[Description of the task] Without the images, print all the entries below exactly as given.

start Records shown

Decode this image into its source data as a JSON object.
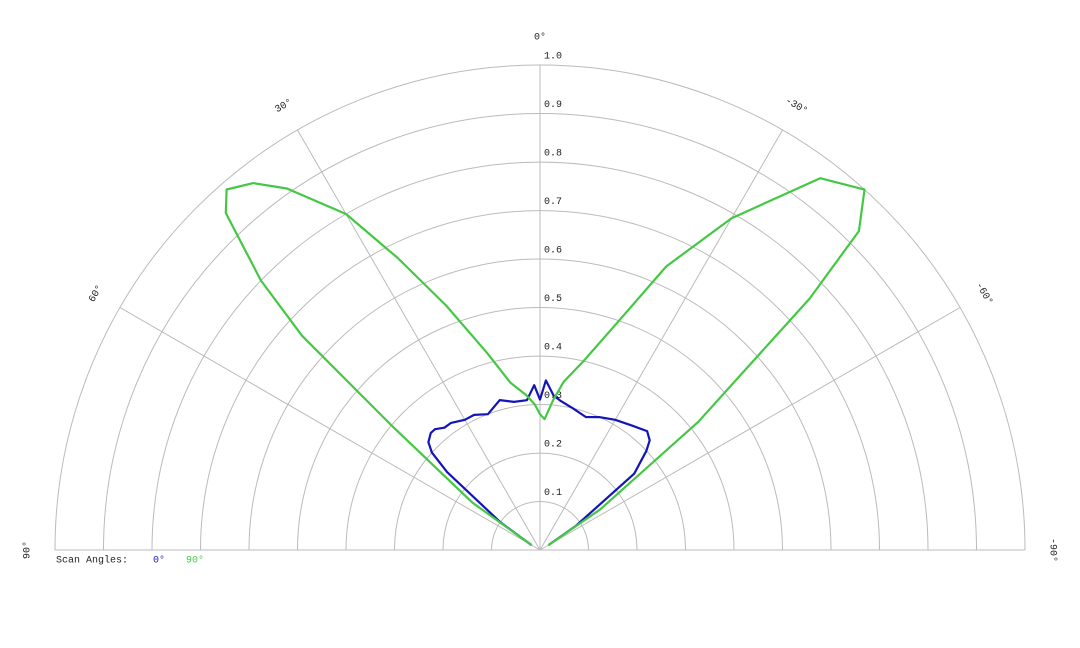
{
  "chart_data": {
    "type": "polar",
    "rlim": [
      0,
      1
    ],
    "rticks": [
      0.1,
      0.2,
      0.3,
      0.4,
      0.5,
      0.6,
      0.7,
      0.8,
      0.9,
      {
        "value": 1,
        "label": "1.0"
      }
    ],
    "thetalim": [
      90,
      -90
    ],
    "thetaticks": [
      {
        "value": 90,
        "label": "90°"
      },
      {
        "value": 60,
        "label": "60°"
      },
      {
        "value": 30,
        "label": "30°"
      },
      {
        "value": 0,
        "label": "0°"
      },
      {
        "value": -30,
        "label": "-30°"
      },
      {
        "value": -60,
        "label": "-60°"
      },
      {
        "value": -90,
        "label": "-90°"
      }
    ],
    "grid": true,
    "legend_title": "Scan Angles:",
    "legend": "bottom-left",
    "x": [
      60,
      55,
      50,
      48,
      46,
      43,
      41,
      38,
      35,
      30,
      26,
      21,
      15,
      10,
      5,
      2,
      0,
      -2,
      -5,
      -8,
      -13,
      -19,
      -24,
      -30,
      -37,
      -42,
      -45,
      -47,
      -51,
      -56,
      -60
    ],
    "series": [
      {
        "name": "0°",
        "color": "#1414b8",
        "values": [
          0.02,
          0.1,
          0.25,
          0.3,
          0.32,
          0.33,
          0.33,
          0.32,
          0.32,
          0.31,
          0.31,
          0.3,
          0.32,
          0.31,
          0.31,
          0.34,
          0.31,
          0.35,
          0.32,
          0.31,
          0.3,
          0.29,
          0.3,
          0.31,
          0.32,
          0.33,
          0.32,
          0.3,
          0.25,
          0.09,
          0.02
        ]
      },
      {
        "name": "90°",
        "color": "#44c844",
        "values": [
          0.02,
          0.17,
          0.4,
          0.66,
          0.8,
          0.95,
          0.985,
          0.96,
          0.91,
          0.8,
          0.67,
          0.54,
          0.42,
          0.35,
          0.32,
          0.3,
          0.28,
          0.27,
          0.31,
          0.35,
          0.4,
          0.5,
          0.64,
          0.79,
          0.96,
          1.0,
          0.93,
          0.76,
          0.42,
          0.15,
          0.02
        ]
      }
    ]
  }
}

end Records shown

[Written response]
Decode this image into its source data as a JSON object.
{
  "chart_data": {
    "type": "polar",
    "rlim": [
      0,
      1
    ],
    "rticks": [
      0.1,
      0.2,
      0.3,
      0.4,
      0.5,
      0.6,
      0.7,
      0.8,
      0.9,
      {
        "value": 1,
        "label": "1.0"
      }
    ],
    "thetalim": [
      90,
      -90
    ],
    "thetaticks": [
      {
        "value": 90,
        "label": "90°"
      },
      {
        "value": 60,
        "label": "60°"
      },
      {
        "value": 30,
        "label": "30°"
      },
      {
        "value": 0,
        "label": "0°"
      },
      {
        "value": -30,
        "label": "-30°"
      },
      {
        "value": -60,
        "label": "-60°"
      },
      {
        "value": -90,
        "label": "-90°"
      }
    ],
    "grid": true,
    "legend_title": "Scan Angles:",
    "legend": "bottom-left",
    "x": [
      60,
      55,
      50,
      48,
      46,
      43,
      41,
      38,
      35,
      30,
      26,
      21,
      15,
      10,
      5,
      2,
      0,
      -2,
      -5,
      -8,
      -13,
      -19,
      -24,
      -30,
      -37,
      -42,
      -45,
      -47,
      -51,
      -56,
      -60
    ],
    "series": [
      {
        "name": "0°",
        "color": "#1414b8",
        "values": [
          0.02,
          0.1,
          0.25,
          0.3,
          0.32,
          0.33,
          0.33,
          0.32,
          0.32,
          0.31,
          0.31,
          0.3,
          0.32,
          0.31,
          0.31,
          0.34,
          0.31,
          0.35,
          0.32,
          0.31,
          0.3,
          0.29,
          0.3,
          0.31,
          0.32,
          0.33,
          0.32,
          0.3,
          0.25,
          0.09,
          0.02
        ]
      },
      {
        "name": "90°",
        "color": "#44c844",
        "values": [
          0.02,
          0.17,
          0.4,
          0.66,
          0.8,
          0.95,
          0.985,
          0.96,
          0.91,
          0.8,
          0.67,
          0.54,
          0.42,
          0.35,
          0.32,
          0.3,
          0.28,
          0.27,
          0.31,
          0.35,
          0.4,
          0.5,
          0.64,
          0.79,
          0.96,
          1.0,
          0.93,
          0.76,
          0.42,
          0.15,
          0.02
        ]
      }
    ]
  }
}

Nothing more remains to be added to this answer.